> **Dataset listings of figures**
• • • • • • •

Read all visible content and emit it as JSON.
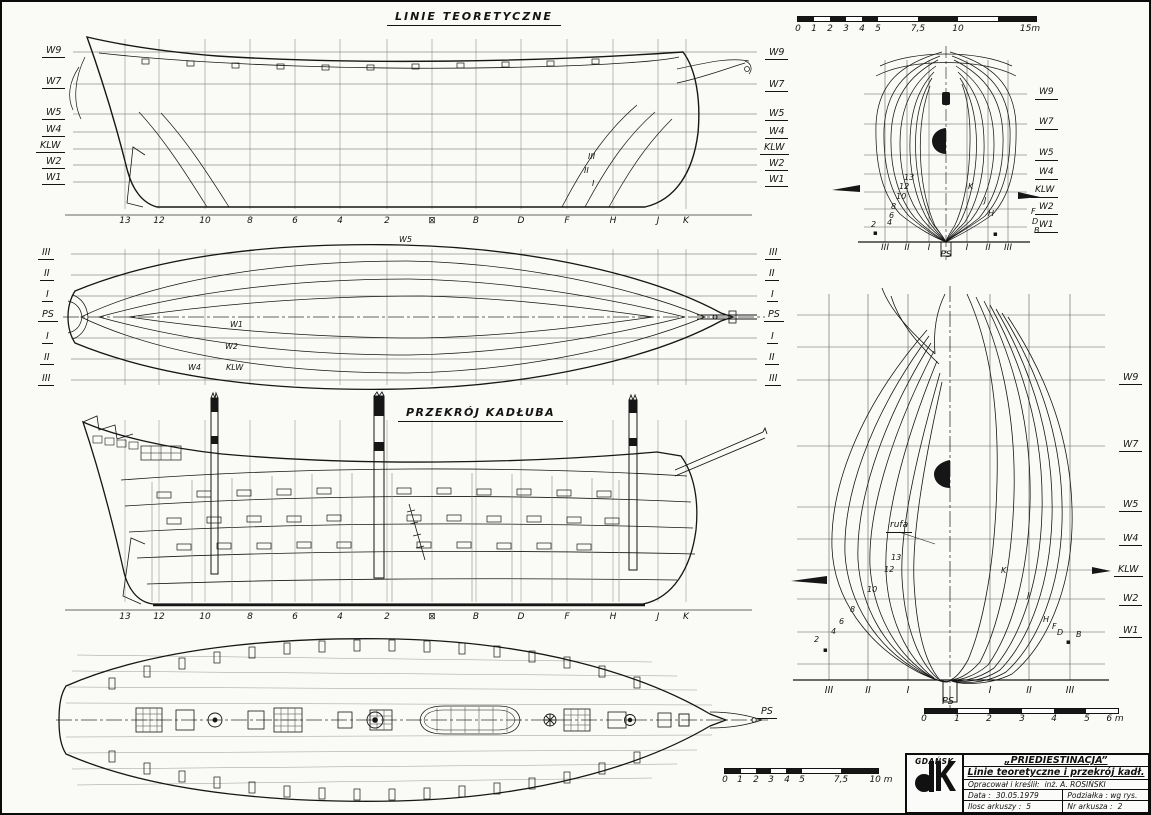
{
  "drawing": {
    "sheer_title": "LINIE TEORETYCZNE",
    "section_title": "PRZEKRÓJ KADŁUBA",
    "rufa_label": "rufa",
    "ps_label": "PS",
    "midship_mark": "▪",
    "waterlines": [
      "W9",
      "W7",
      "W5",
      "W4",
      "KLW",
      "W2",
      "W1"
    ],
    "frames": [
      "III",
      "II",
      "I",
      "PS",
      "I",
      "II",
      "III"
    ],
    "stations": [
      "13",
      "12",
      "10",
      "8",
      "6",
      "4",
      "2",
      "⊠",
      "B",
      "D",
      "F",
      "H",
      "J",
      "K"
    ],
    "buttocks": [
      "III",
      "II",
      "I"
    ],
    "halfbreadth_waterlines": [
      "W5",
      "W1",
      "W2",
      "W4",
      "KLW"
    ],
    "section_numbers": [
      "13",
      "12",
      "10",
      "8",
      "6",
      "4",
      "2"
    ],
    "section_letters": [
      "K",
      "J",
      "H",
      "F",
      "D",
      "B"
    ]
  },
  "scales": {
    "top": [
      "0",
      "1",
      "2",
      "3",
      "4",
      "5",
      "7,5",
      "10",
      "15m"
    ],
    "middle": [
      "0",
      "1",
      "2",
      "3",
      "4",
      "5",
      "7,5",
      "10 m"
    ],
    "body": [
      "0",
      "1",
      "2",
      "3",
      "4",
      "5",
      "6 m"
    ]
  },
  "titleblock": {
    "city": "GDAŃSK",
    "ship_name": "„PRIEDIESTINACJA”",
    "drawing_title": "Linie teoretyczne i przekrój kadł.",
    "author_label": "Opracował i kreślił:",
    "author_value": "inż. A. ROSIŃSKI",
    "date_label": "Data :",
    "date_value": "30.05.1979",
    "scale_label": "Podziałka : wg rys.",
    "sheets_label": "Ilosc arkuszy :",
    "sheets_value": "5",
    "sheet_no_label": "Nr arkusza :",
    "sheet_no_value": "2"
  }
}
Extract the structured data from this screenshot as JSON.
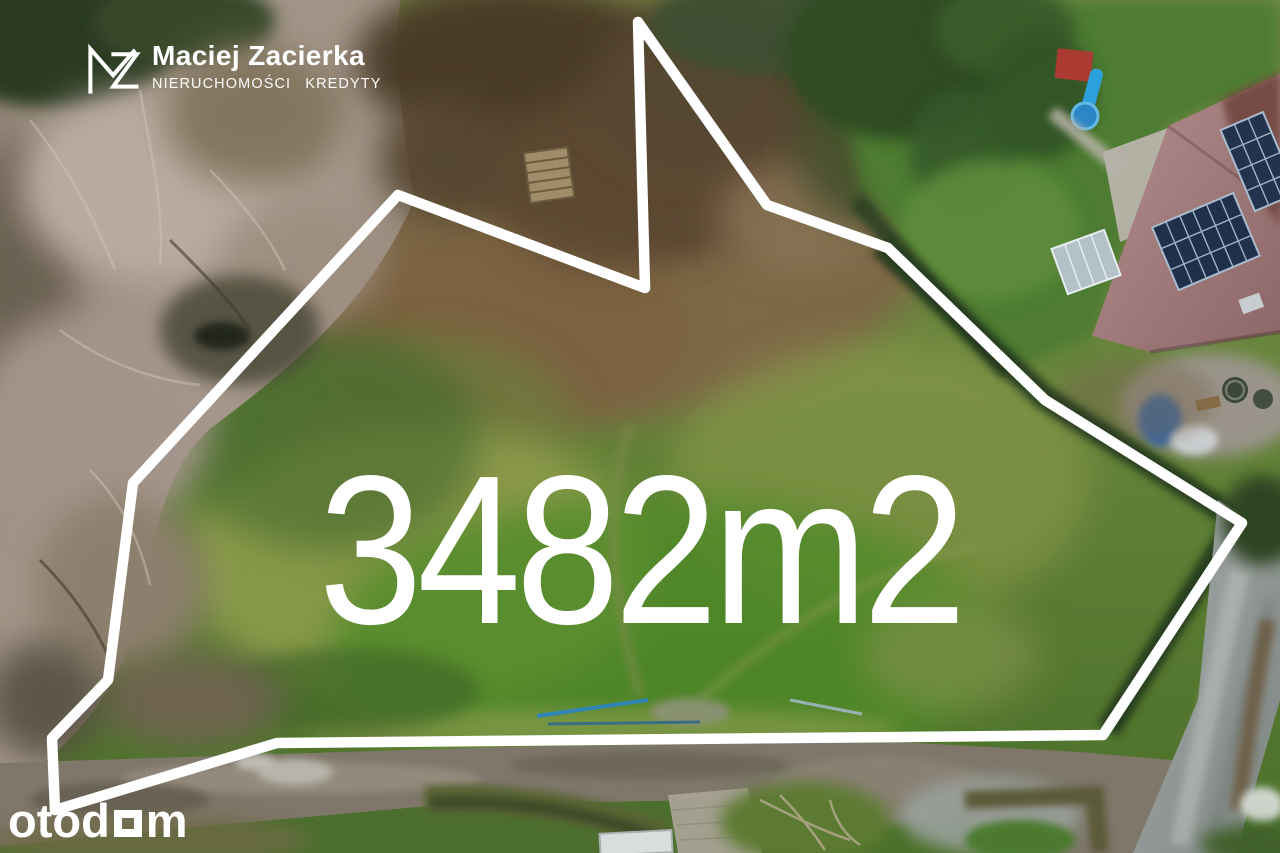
{
  "branding": {
    "monogram": "MZ",
    "agent_name": "Maciej Zacierka",
    "agent_tagline": "NIERUCHOMOŚCI KREDYTY"
  },
  "plot": {
    "area_label": "3482m2",
    "area_value": 3482,
    "area_unit": "m2",
    "outline_points": "398,195 645,288 638,22 767,205 888,248 1045,400 1242,523 1103,735 277,743 55,810 52,738 108,680 133,483",
    "outline_color": "#ffffff"
  },
  "watermark": {
    "prefix": "otod",
    "suffix": "m",
    "full_name": "otodom"
  },
  "palette": {
    "overlay_white": "#ffffff",
    "field_green": "#5a7f31",
    "bright_grass_green": "#4b8a28",
    "dry_meadow_brown": "#7d6847",
    "woodland_taupe": "#a89a8e",
    "forest_dark_green": "#2c3b24",
    "roof_mauve": "#a98689",
    "solar_panel_blue": "#20304a",
    "asphalt_gray": "#9aa3a1",
    "dirt_road_tan": "#7e776a"
  }
}
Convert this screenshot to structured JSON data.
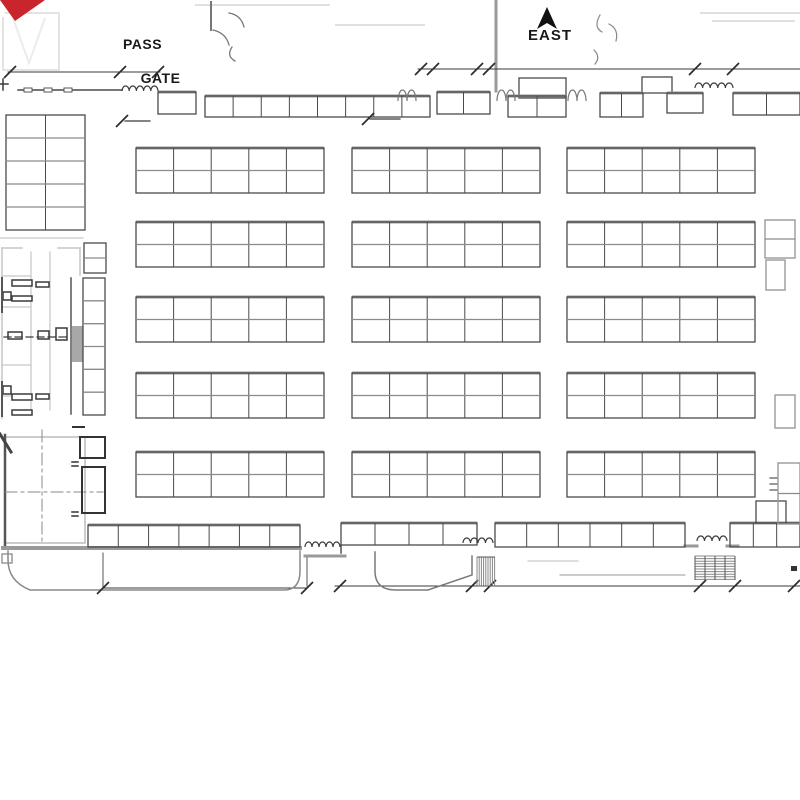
{
  "labels": {
    "pass_gate_line1": "PASS",
    "pass_gate_line2": "GATE",
    "compass": "EAST"
  },
  "colors": {
    "red": "#c9252c",
    "ink": "#1a1a1a",
    "dark": "#4a4a4a",
    "mid": "#777777",
    "gray": "#999999",
    "room": "#333333",
    "light": "#c6c6c6",
    "faint": "#e0e0e0"
  },
  "plan": {
    "booth_blocks": [
      {
        "x": 136,
        "y": 148,
        "w": 188,
        "h": 45,
        "c": 5,
        "r": 2,
        "s": "dark",
        "tb": true
      },
      {
        "x": 352,
        "y": 148,
        "w": 188,
        "h": 45,
        "c": 5,
        "r": 2,
        "s": "dark",
        "tb": true
      },
      {
        "x": 567,
        "y": 148,
        "w": 188,
        "h": 45,
        "c": 5,
        "r": 2,
        "s": "dark",
        "tb": true
      },
      {
        "x": 136,
        "y": 222,
        "w": 188,
        "h": 45,
        "c": 5,
        "r": 2,
        "s": "dark",
        "tb": true
      },
      {
        "x": 352,
        "y": 222,
        "w": 188,
        "h": 45,
        "c": 5,
        "r": 2,
        "s": "dark",
        "tb": true
      },
      {
        "x": 567,
        "y": 222,
        "w": 188,
        "h": 45,
        "c": 5,
        "r": 2,
        "s": "dark",
        "tb": true
      },
      {
        "x": 136,
        "y": 297,
        "w": 188,
        "h": 45,
        "c": 5,
        "r": 2,
        "s": "dark",
        "tb": true
      },
      {
        "x": 352,
        "y": 297,
        "w": 188,
        "h": 45,
        "c": 5,
        "r": 2,
        "s": "dark",
        "tb": true
      },
      {
        "x": 567,
        "y": 297,
        "w": 188,
        "h": 45,
        "c": 5,
        "r": 2,
        "s": "dark",
        "tb": true
      },
      {
        "x": 136,
        "y": 373,
        "w": 188,
        "h": 45,
        "c": 5,
        "r": 2,
        "s": "dark",
        "tb": true
      },
      {
        "x": 352,
        "y": 373,
        "w": 188,
        "h": 45,
        "c": 5,
        "r": 2,
        "s": "dark",
        "tb": true
      },
      {
        "x": 567,
        "y": 373,
        "w": 188,
        "h": 45,
        "c": 5,
        "r": 2,
        "s": "dark",
        "tb": true
      },
      {
        "x": 136,
        "y": 452,
        "w": 188,
        "h": 45,
        "c": 5,
        "r": 2,
        "s": "dark",
        "tb": true
      },
      {
        "x": 352,
        "y": 452,
        "w": 188,
        "h": 45,
        "c": 5,
        "r": 2,
        "s": "dark",
        "tb": true
      },
      {
        "x": 567,
        "y": 452,
        "w": 188,
        "h": 45,
        "c": 5,
        "r": 2,
        "s": "dark",
        "tb": true
      },
      {
        "x": 6,
        "y": 115,
        "w": 79,
        "h": 115,
        "c": 2,
        "r": 5,
        "s": "dark",
        "tb": false
      },
      {
        "x": 83,
        "y": 278,
        "w": 22,
        "h": 137,
        "c": 1,
        "r": 6,
        "s": "dark",
        "tb": false
      },
      {
        "x": 84,
        "y": 243,
        "w": 22,
        "h": 30,
        "c": 1,
        "r": 2,
        "s": "dark",
        "tb": false
      },
      {
        "x": 205,
        "y": 96,
        "w": 225,
        "h": 21,
        "c": 8,
        "r": 1,
        "s": "dark",
        "tb": true
      },
      {
        "x": 158,
        "y": 92,
        "w": 38,
        "h": 22,
        "c": 1,
        "r": 1,
        "s": "dark",
        "tb": true
      },
      {
        "x": 437,
        "y": 92,
        "w": 53,
        "h": 22,
        "c": 2,
        "r": 1,
        "s": "dark",
        "tb": true
      },
      {
        "x": 519,
        "y": 78,
        "w": 47,
        "h": 20,
        "c": 1,
        "r": 1,
        "s": "dark",
        "tb": false
      },
      {
        "x": 508,
        "y": 96,
        "w": 58,
        "h": 21,
        "c": 2,
        "r": 1,
        "s": "dark",
        "tb": true
      },
      {
        "x": 642,
        "y": 77,
        "w": 30,
        "h": 16,
        "c": 1,
        "r": 1,
        "s": "dark",
        "tb": false
      },
      {
        "x": 600,
        "y": 93,
        "w": 43,
        "h": 24,
        "c": 2,
        "r": 1,
        "s": "dark",
        "tb": true
      },
      {
        "x": 667,
        "y": 93,
        "w": 36,
        "h": 20,
        "c": 1,
        "r": 1,
        "s": "dark",
        "tb": true
      },
      {
        "x": 733,
        "y": 93,
        "w": 67,
        "h": 22,
        "c": 2,
        "r": 1,
        "s": "dark",
        "tb": true
      },
      {
        "x": 88,
        "y": 525,
        "w": 212,
        "h": 22,
        "c": 7,
        "r": 1,
        "s": "dark",
        "tb": true
      },
      {
        "x": 341,
        "y": 523,
        "w": 136,
        "h": 22,
        "c": 4,
        "r": 1,
        "s": "dark",
        "tb": true
      },
      {
        "x": 495,
        "y": 523,
        "w": 190,
        "h": 24,
        "c": 6,
        "r": 1,
        "s": "dark",
        "tb": true
      },
      {
        "x": 730,
        "y": 523,
        "w": 70,
        "h": 24,
        "c": 3,
        "r": 1,
        "s": "dark",
        "tb": true
      },
      {
        "x": 756,
        "y": 501,
        "w": 30,
        "h": 22,
        "c": 1,
        "r": 1,
        "s": "dark",
        "tb": false
      },
      {
        "x": 80,
        "y": 437,
        "w": 25,
        "h": 21,
        "c": 1,
        "r": 1,
        "s": "room",
        "tb": false
      },
      {
        "x": 82,
        "y": 467,
        "w": 23,
        "h": 46,
        "c": 1,
        "r": 1,
        "s": "room",
        "tb": false
      },
      {
        "x": 765,
        "y": 220,
        "w": 30,
        "h": 38,
        "c": 1,
        "r": 2,
        "s": "gray",
        "tb": false
      },
      {
        "x": 766,
        "y": 260,
        "w": 19,
        "h": 30,
        "c": 1,
        "r": 1,
        "s": "gray",
        "tb": false
      },
      {
        "x": 775,
        "y": 395,
        "w": 20,
        "h": 33,
        "c": 1,
        "r": 1,
        "s": "gray",
        "tb": false
      },
      {
        "x": 778,
        "y": 463,
        "w": 22,
        "h": 61,
        "c": 1,
        "r": 2,
        "s": "gray",
        "tb": false
      }
    ],
    "dimension_ticks": [
      {
        "x": 10,
        "y": 72
      },
      {
        "x": 120,
        "y": 72
      },
      {
        "x": 158,
        "y": 72
      },
      {
        "x": 421,
        "y": 69
      },
      {
        "x": 433,
        "y": 69
      },
      {
        "x": 477,
        "y": 69
      },
      {
        "x": 489,
        "y": 69
      },
      {
        "x": 695,
        "y": 69
      },
      {
        "x": 733,
        "y": 69
      },
      {
        "x": 122,
        "y": 121
      },
      {
        "x": 368,
        "y": 119
      },
      {
        "x": 103,
        "y": 588
      },
      {
        "x": 307,
        "y": 588
      },
      {
        "x": 340,
        "y": 586
      },
      {
        "x": 472,
        "y": 586
      },
      {
        "x": 490,
        "y": 586
      },
      {
        "x": 700,
        "y": 586
      },
      {
        "x": 735,
        "y": 586
      },
      {
        "x": 794,
        "y": 586
      }
    ],
    "fences": [
      {
        "x": 122,
        "y": 91,
        "n": 5,
        "bw": 7.2,
        "bh": 5
      },
      {
        "x": 695,
        "y": 88,
        "n": 5,
        "bw": 7.6,
        "bh": 5
      },
      {
        "x": 305,
        "y": 547,
        "n": 5,
        "bw": 7.0,
        "bh": 5
      },
      {
        "x": 463,
        "y": 543,
        "n": 4,
        "bw": 7.5,
        "bh": 5
      },
      {
        "x": 697,
        "y": 541,
        "n": 4,
        "bw": 7.5,
        "bh": 5
      }
    ],
    "door_arcs": [
      {
        "x": 398,
        "y": 101,
        "n": 2,
        "bw": 9,
        "bh": 11
      },
      {
        "x": 497,
        "y": 101,
        "n": 2,
        "bw": 9,
        "bh": 11
      },
      {
        "x": 568,
        "y": 101,
        "n": 2,
        "bw": 9,
        "bh": 11
      }
    ],
    "stair_hatches": [
      {
        "x": 477,
        "y": 557,
        "w": 18,
        "h": 29,
        "dir": "v",
        "step": 2.2
      },
      {
        "x": 695,
        "y": 556,
        "w": 40,
        "h": 24,
        "dir": "h",
        "step": 2.6
      }
    ]
  }
}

• • • • • • •

> **DIRECTIVE**
Count the lines in the entries above that include the string "this", then give only that figure.

> **PROBLEM SOLUTION**
2